__Task statement__. Each entry below is to be transcribed exactly.

— start Provided information —

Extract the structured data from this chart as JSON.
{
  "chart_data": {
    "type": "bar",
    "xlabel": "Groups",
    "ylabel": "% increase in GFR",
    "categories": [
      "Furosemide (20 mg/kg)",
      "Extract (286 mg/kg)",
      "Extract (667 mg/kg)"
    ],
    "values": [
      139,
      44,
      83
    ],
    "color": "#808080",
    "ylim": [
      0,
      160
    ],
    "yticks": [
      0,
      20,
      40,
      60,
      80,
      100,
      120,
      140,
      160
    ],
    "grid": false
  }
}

— end Provided information —

__Correct answer__.
Extract the structured data from this chart as JSON.
{
  "chart_data": {
    "type": "bar",
    "xlabel": "Groups",
    "ylabel": "% increase in GFR",
    "categories": [
      "Furosemide (20 mg/kg)",
      "Extract (286 mg/kg)",
      "Extract (667 mg/kg)"
    ],
    "values": [
      139,
      44,
      83
    ],
    "color": "#808080",
    "ylim": [
      0,
      160
    ],
    "yticks": [
      0,
      20,
      40,
      60,
      80,
      100,
      120,
      140,
      160
    ],
    "grid": false
  }
}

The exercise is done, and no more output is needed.